* What you are asked to do *
All of the material below is to be repeated exactly.

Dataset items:
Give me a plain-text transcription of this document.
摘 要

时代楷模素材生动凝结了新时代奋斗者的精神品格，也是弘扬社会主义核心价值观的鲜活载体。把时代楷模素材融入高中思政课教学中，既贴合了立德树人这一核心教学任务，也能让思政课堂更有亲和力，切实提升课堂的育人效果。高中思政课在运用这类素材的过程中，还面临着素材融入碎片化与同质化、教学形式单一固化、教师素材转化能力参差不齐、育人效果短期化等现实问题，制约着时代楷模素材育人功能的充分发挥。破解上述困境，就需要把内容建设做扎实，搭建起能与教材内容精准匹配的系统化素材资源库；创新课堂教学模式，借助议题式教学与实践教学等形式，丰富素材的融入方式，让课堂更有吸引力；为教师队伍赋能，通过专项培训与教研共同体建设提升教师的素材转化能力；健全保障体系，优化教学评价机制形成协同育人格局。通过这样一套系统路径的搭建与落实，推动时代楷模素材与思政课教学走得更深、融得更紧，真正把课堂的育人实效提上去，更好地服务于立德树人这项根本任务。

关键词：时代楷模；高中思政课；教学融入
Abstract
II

* Exercise answer *
Give me a plain-text transcription of this document.
摘 要

时代楷模素材生动凝结了新时代奋斗者的精神品格，也是弘扬社会主义核心价值观的鲜活载体。把时代楷模素材融入高中思政课教学中，既贴合了立德树人这一核心教学任务，也能让思政课堂更有亲和力，切实提升课堂的育人效果。高中思政课在运用这类素材的过程中，还面临着素材融入碎片化与同质化、教学形式单一固化、教师素材转化能力参差不齐、育人效果短期化等现实问题，制约着时代楷模素材育人功能的充分发挥。破解上述困境，就需要把内容建设做扎实，搭建起能与教材内容精准匹配的系统化素材资源库；创新课堂教学模式，借助议题式教学与实践教学等形式，丰富素材的融入方式，让课堂更有吸引力；为教师队伍赋能，通过专项培训与教研共同体建设提升教师的素材转化能力；健全保障体系，优化教学评价机制形成协同育人格局。通过这样一套系统路径的搭建与落实，推动时代楷模素材与思政课教学走得更深、融得更紧，真正把课堂的育人实效提上去，更好地服务于立德树人这项根本任务。

关键词：时代楷模；高中思政课；教学融入
Abstract
II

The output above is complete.